### SHORT EXERCISE
Below are some records. Copy every line in them that holds "using".

### EXTRACTED RECORDS
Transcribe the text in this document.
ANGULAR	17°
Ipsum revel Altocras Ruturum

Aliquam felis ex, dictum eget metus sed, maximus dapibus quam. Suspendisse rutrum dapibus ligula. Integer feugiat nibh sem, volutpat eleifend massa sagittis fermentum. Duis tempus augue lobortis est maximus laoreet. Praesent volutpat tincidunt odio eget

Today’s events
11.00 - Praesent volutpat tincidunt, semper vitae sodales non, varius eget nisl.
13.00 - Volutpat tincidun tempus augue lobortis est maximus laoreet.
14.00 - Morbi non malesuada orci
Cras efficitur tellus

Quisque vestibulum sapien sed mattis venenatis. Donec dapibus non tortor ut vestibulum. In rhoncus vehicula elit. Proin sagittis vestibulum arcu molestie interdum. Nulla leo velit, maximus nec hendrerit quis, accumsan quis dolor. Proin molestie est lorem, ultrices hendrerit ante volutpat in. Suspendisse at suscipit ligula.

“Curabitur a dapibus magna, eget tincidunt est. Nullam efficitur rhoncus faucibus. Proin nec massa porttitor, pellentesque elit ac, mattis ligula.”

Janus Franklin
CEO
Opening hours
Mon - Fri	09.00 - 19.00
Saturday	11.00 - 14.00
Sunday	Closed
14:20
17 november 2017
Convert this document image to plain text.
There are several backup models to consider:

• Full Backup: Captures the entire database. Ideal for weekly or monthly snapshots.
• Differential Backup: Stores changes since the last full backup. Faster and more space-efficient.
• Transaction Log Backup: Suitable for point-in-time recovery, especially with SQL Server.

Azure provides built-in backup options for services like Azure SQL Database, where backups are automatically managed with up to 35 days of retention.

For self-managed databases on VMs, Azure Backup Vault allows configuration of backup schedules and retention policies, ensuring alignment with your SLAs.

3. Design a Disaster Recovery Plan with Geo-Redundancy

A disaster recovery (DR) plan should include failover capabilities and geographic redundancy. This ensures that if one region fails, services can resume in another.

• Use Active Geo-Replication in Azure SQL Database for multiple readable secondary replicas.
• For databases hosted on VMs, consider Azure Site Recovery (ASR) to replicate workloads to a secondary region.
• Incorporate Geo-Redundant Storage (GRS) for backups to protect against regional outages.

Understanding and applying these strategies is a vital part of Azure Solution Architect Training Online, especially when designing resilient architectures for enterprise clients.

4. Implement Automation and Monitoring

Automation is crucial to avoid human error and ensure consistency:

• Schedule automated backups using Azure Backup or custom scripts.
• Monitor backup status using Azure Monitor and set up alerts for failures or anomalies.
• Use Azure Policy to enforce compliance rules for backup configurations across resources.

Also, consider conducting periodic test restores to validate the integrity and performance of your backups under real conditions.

### OUTPUT FOR THIS TASK
• Schedule automated backups using Azure Backup or custom scripts.
• Monitor backup status using Azure Monitor and set up alerts for failures or anomalies.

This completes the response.